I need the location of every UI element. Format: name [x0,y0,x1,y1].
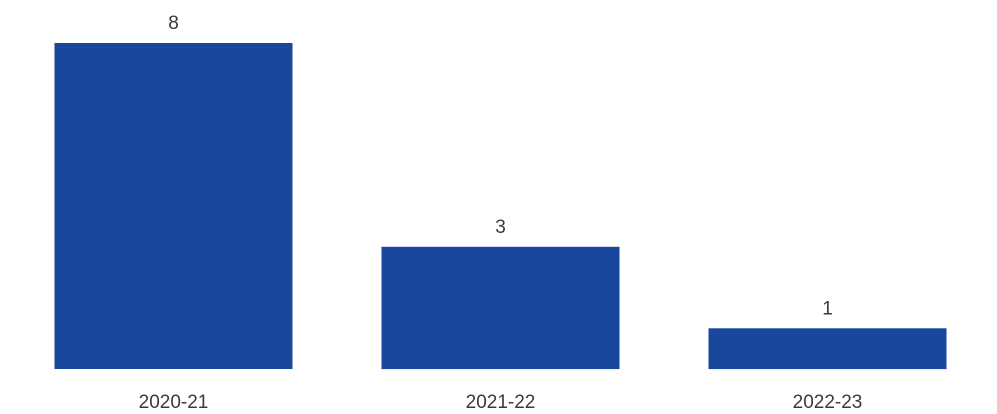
bars-group [54,43,947,370]
bar-2020-21 [54,43,293,369]
bar-2022-23 [708,328,947,370]
x-tick-label-2020-21: 2020-21 [139,392,209,413]
value-label-2022-23: 1 [822,298,833,319]
value-label-2020-21: 8 [168,13,179,34]
x-tick-label-2022-23: 2022-23 [793,392,863,413]
value-label-2021-22: 3 [495,217,506,238]
x-tick-label-2021-22: 2021-22 [466,392,536,413]
value-labels-group: 8 3 1 [168,13,833,319]
bar-2021-22 [381,246,620,370]
x-axis-tick-labels: 2020-21 2021-22 2022-23 [139,392,863,413]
· · · · · · ·
§ What needs to be done
Pick out each line in the records above that contains the string "value".

§ Final result
value-label-2022-23: 1 [822,298,833,319]
value-label-2020-21: 8 [168,13,179,34]
value-label-2021-22: 3 [495,217,506,238]
value-labels-group: 8 3 1 [168,13,833,319]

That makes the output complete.